CHALLENGE: Return the data exactly, with all pictures removed.

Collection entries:
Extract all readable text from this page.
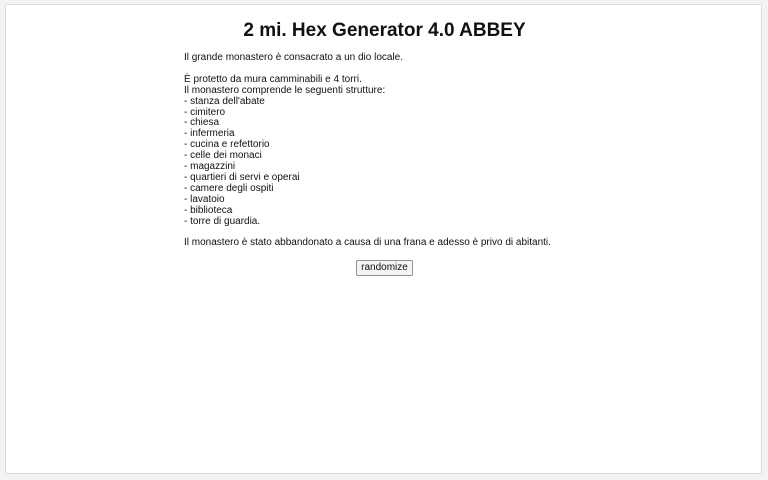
2 mi. Hex Generator 4.0 ABBEY

Il grande monastero è consacrato a un dio locale.

È protetto da mura camminabili e 4 torri.

Il monastero comprende le seguenti strutture:

- stanza dell'abate
- cimitero
- chiesa
- infermeria
- cucina e refettorio
- celle dei monaci
- magazzini
- quartieri di servi e operai
- camere degli ospiti
- lavatoio
- biblioteca
- torre di guardia.

Il monastero è stato abbandonato a causa di una frana e adesso è privo di abitanti.

randomize
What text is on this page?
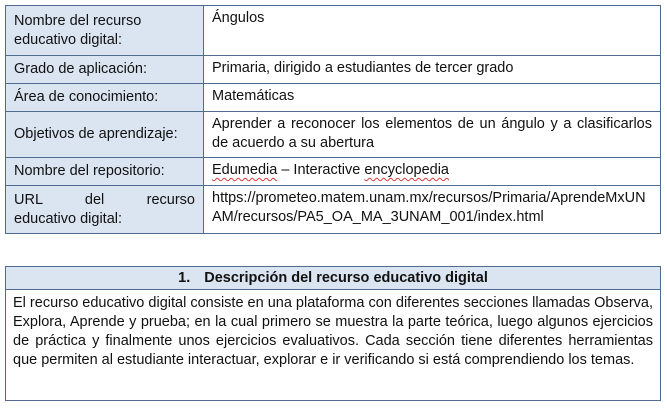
Nombre del recurso educativo digital:	Ángulos
Grado de aplicación:	Primaria, dirigido a estudiantes de tercer grado
Área de conocimiento:	Matemáticas
Objetivos de aprendizaje:	Aprender a reconocer los elementos de un ángulo y a clasificarlos de acuerdo a su abertura
Nombre del repositorio:	Edumedia – Interactive encyclopedia

URL del recurso
educativo digital:	https://prometeo.matem.unam.mx/recursos/Primaria/AprendeMxUNAM/recursos/PA5_OA_MA_3UNAM_001/index.html
1. Descripción del recurso educativo digital
El recurso educativo digital consiste en una plataforma con diferentes secciones llamadas Observa, Explora, Aprende y prueba; en la cual primero se muestra la parte teórica, luego algunos ejercicios de práctica y finalmente unos ejercicios evaluativos. Cada sección tiene diferentes herramientas que permiten al estudiante interactuar, explorar e ir verificando si está comprendiendo los temas.
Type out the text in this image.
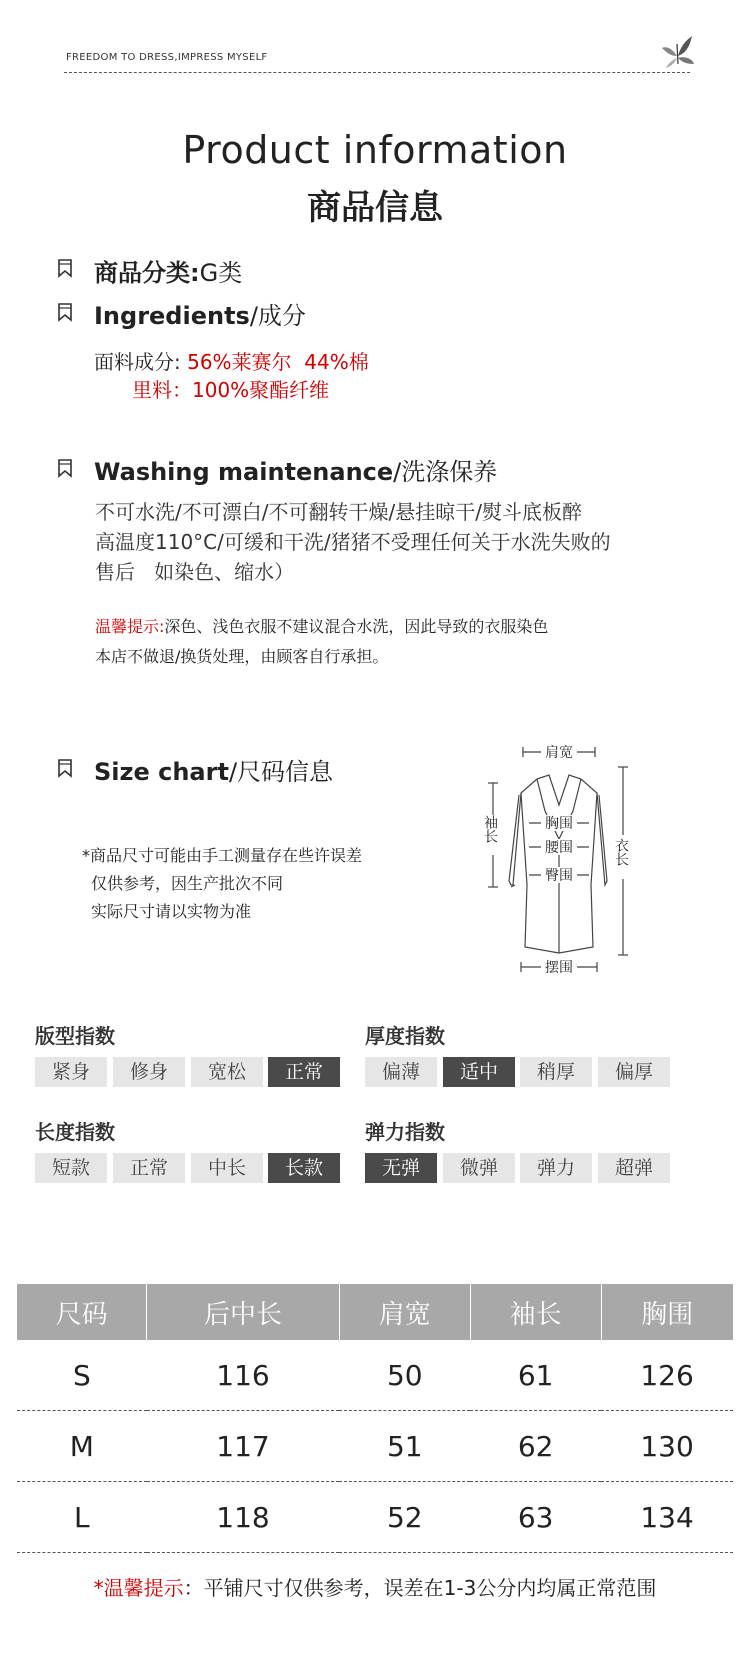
FREEDOM TO DRESS,IMPRESS MYSELF
Product information
商品信息
商品分类:G类
Ingredients/成分
面料成分: 56%莱赛尔  44%棉
里料：100%聚酯纤维
Washing maintenance/洗涤保养
不可水洗/不可漂白/不可翻转干燥/悬挂晾干/熨斗底板醉
高温度110°C/可缓和干洗/猪猪不受理任何关于水洗失败的
售后   如染色、缩水）
温馨提示:深色、浅色衣服不建议混合水洗，因此导致的衣服染色
本店不做退/换货处理，由顾客自行承担。
Size chart/尺码信息
*商品尺寸可能由手工测量存在些许误差
仅供参考，因生产批次不同
实际尺寸请以实物为准
肩宽
胸围
腰围
臀围
摆围
袖长
衣长
版型指数	厚度指数
长度指数	弹力指数
紧身	修身	宽松	正常	偏薄	适中	稍厚	偏厚
短款	正常	中长	长款	无弹	微弹	弹力	超弹
尺码	后中长	肩宽	袖长	胸围
S	116	50	61	126
M	117	51	62	130
L	118	52	63	134
*温馨提示：平铺尺寸仅供参考，误差在1-3公分内均属正常范围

FINISHED EXERCISE:
Extract all readable text from this page.
2 mi. Hex Generator 4.0 ABBEY

Il grande monastero è consacrato a un dio locale.

È protetto da mura camminabili e 4 torri.

Il monastero comprende le seguenti strutture:

- stanza dell'abate
- cimitero
- chiesa
- infermeria
- cucina e refettorio
- celle dei monaci
- magazzini
- quartieri di servi e operai
- camere degli ospiti
- lavatoio
- biblioteca
- torre di guardia.

Il monastero è stato abbandonato a causa di una frana e adesso è privo di abitanti.

randomize
What text is on this page?
Nombre del recurso educativo digital:	Ángulos
Grado de aplicación:	Primaria, dirigido a estudiantes de tercer grado
Área de conocimiento:	Matemáticas
Objetivos de aprendizaje:	Aprender a reconocer los elementos de un ángulo y a clasificarlos de acuerdo a su abertura
Nombre del repositorio:	Edumedia – Interactive encyclopedia

URL del recurso
educativo digital:	https://prometeo.matem.unam.mx/recursos/Primaria/AprendeMxUNAM/recursos/PA5_OA_MA_3UNAM_001/index.html
1. Descripción del recurso educativo digital
El recurso educativo digital consiste en una plataforma con diferentes secciones llamadas Observa, Explora, Aprende y prueba; en la cual primero se muestra la parte teórica, luego algunos ejercicios de práctica y finalmente unos ejercicios evaluativos. Cada sección tiene diferentes herramientas que permiten al estudiante interactuar, explorar e ir verificando si está comprendiendo los temas.
Type out the text in this image.
FREEDOM TO DRESS,IMPRESS MYSELF
Product information
商品信息
商品分类:G类
Ingredients/成分
面料成分: 56%莱赛尔  44%棉
里料：100%聚酯纤维
Washing maintenance/洗涤保养
不可水洗/不可漂白/不可翻转干燥/悬挂晾干/熨斗底板醉
高温度110°C/可缓和干洗/猪猪不受理任何关于水洗失败的
售后   如染色、缩水）
温馨提示:深色、浅色衣服不建议混合水洗，因此导致的衣服染色
本店不做退/换货处理，由顾客自行承担。
Size chart/尺码信息
*商品尺寸可能由手工测量存在些许误差
仅供参考，因生产批次不同
实际尺寸请以实物为准
肩宽
胸围
腰围
臀围
摆围
袖长
衣长
版型指数	厚度指数
长度指数	弹力指数
紧身	修身	宽松	正常	偏薄	适中	稍厚	偏厚
短款	正常	中长	长款	无弹	微弹	弹力	超弹
尺码	后中长	肩宽	袖长	胸围
S	116	50	61	126
M	117	51	62	130
L	118	52	63	134
*温馨提示：平铺尺寸仅供参考，误差在1-3公分内均属正常范围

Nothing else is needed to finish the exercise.